Problem to work on: Pull every "color" line out of the data below.

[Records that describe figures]
------------------------

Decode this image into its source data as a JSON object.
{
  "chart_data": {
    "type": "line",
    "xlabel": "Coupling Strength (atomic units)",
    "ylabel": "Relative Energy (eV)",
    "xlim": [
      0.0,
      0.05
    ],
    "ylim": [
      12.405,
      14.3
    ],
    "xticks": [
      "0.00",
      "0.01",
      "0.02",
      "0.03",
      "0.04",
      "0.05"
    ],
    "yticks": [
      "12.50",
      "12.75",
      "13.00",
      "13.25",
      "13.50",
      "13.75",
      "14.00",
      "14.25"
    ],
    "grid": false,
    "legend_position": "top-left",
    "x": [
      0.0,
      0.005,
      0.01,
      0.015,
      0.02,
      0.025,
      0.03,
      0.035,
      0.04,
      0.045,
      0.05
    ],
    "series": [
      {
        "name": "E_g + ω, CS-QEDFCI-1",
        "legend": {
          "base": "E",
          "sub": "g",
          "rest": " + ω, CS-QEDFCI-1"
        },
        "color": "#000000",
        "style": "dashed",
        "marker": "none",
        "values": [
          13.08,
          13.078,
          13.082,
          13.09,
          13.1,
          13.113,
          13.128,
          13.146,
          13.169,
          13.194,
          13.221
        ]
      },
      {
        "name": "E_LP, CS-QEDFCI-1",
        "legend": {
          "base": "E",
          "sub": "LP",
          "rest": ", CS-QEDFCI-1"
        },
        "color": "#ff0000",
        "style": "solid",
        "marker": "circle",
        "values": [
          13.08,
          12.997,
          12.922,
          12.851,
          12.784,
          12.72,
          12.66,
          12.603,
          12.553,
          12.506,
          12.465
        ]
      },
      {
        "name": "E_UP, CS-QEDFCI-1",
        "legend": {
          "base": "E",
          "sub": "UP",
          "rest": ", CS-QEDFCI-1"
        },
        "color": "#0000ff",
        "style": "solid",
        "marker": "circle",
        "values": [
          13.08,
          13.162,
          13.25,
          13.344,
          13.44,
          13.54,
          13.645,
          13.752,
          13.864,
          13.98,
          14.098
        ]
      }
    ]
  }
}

------------------------

Answer for this exercise:
        "color": "#000000",
        "color": "#ff0000",
        "color": "#0000ff",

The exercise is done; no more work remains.